Pull each line containing "الحديث" out of the data and copy it.

------ RECORDS SUPPLIED

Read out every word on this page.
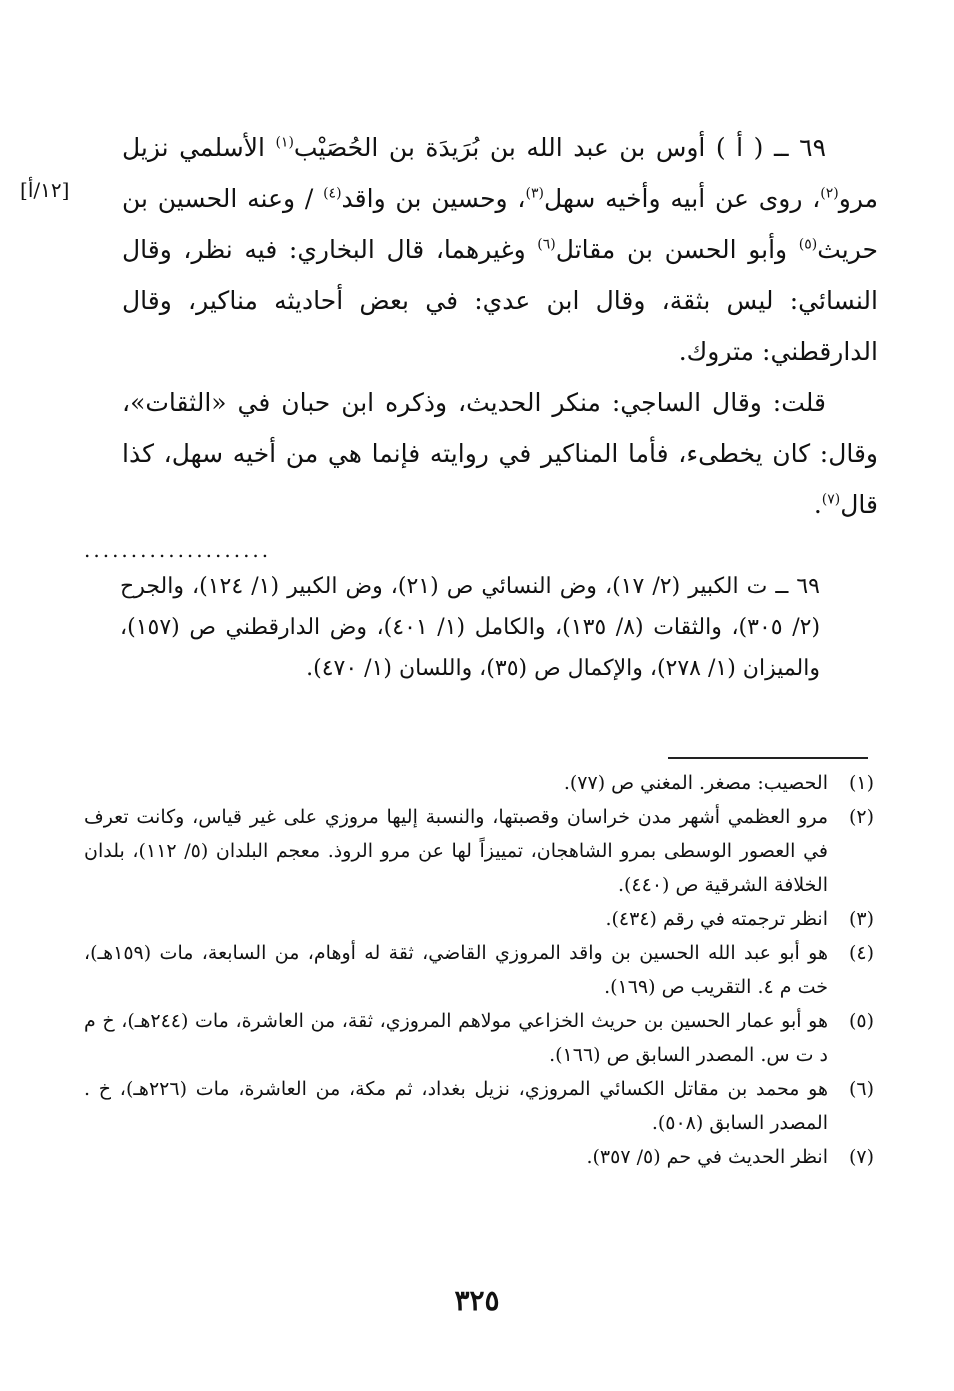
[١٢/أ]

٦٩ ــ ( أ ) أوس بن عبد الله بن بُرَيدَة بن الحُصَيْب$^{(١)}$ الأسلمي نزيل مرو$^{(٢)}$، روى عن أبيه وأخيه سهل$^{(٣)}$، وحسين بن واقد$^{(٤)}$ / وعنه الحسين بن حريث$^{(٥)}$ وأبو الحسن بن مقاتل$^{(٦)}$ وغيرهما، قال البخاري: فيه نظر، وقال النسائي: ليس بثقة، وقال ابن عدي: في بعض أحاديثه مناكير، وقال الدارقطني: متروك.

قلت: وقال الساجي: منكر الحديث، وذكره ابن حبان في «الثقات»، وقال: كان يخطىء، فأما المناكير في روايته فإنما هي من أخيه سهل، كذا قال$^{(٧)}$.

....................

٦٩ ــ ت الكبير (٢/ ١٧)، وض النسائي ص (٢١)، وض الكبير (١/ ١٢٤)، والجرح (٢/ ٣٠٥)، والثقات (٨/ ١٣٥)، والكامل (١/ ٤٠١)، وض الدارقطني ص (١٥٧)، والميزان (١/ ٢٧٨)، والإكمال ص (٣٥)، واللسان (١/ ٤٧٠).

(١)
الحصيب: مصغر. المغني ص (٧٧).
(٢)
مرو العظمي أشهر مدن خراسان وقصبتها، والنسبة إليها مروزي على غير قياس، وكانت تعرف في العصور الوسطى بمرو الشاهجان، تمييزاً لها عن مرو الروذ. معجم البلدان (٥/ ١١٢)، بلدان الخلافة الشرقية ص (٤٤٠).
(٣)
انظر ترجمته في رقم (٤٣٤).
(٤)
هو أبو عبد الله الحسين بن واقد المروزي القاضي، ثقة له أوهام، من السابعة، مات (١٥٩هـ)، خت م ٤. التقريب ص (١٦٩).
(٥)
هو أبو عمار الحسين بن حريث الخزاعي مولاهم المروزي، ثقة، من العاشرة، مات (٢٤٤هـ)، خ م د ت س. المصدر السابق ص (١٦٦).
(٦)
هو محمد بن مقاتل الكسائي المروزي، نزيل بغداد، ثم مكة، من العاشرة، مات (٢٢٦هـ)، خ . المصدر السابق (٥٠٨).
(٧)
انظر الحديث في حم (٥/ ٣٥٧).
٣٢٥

------------
------ RECORDS SUPPLIED

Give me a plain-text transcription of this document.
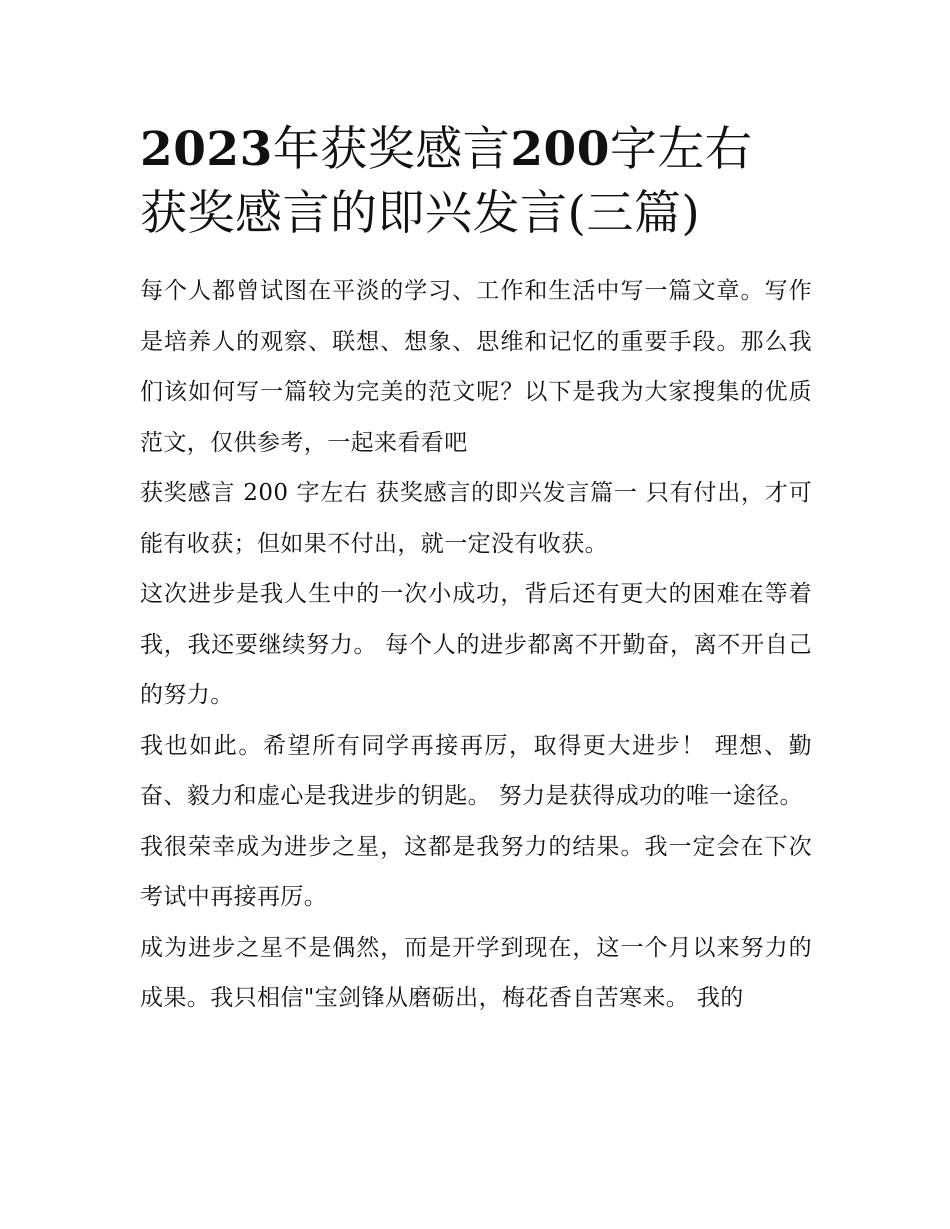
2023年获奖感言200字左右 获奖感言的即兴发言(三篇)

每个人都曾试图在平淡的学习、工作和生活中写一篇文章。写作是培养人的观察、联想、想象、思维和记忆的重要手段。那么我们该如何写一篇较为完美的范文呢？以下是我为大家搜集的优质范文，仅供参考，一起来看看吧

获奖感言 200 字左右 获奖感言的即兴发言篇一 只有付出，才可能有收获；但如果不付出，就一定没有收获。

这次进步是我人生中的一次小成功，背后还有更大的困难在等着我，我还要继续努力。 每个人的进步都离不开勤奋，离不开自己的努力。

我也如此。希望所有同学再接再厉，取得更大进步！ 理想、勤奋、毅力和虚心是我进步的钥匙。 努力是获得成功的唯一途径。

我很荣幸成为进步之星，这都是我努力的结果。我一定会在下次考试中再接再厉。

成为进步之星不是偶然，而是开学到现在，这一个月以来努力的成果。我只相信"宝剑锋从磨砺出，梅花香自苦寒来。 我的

------------

FINISHED ANSWER:
قلت: وقال الساجي: منكر الحديث، وذكره ابن حبان في «الثقات»، وقال: كان يخطىء، فأما المناكير في روايته فإنما هي من أخيه سهل، كذا قال$^{(٧)}$.
انظر الحديث في حم (٥/ ٣٥٧).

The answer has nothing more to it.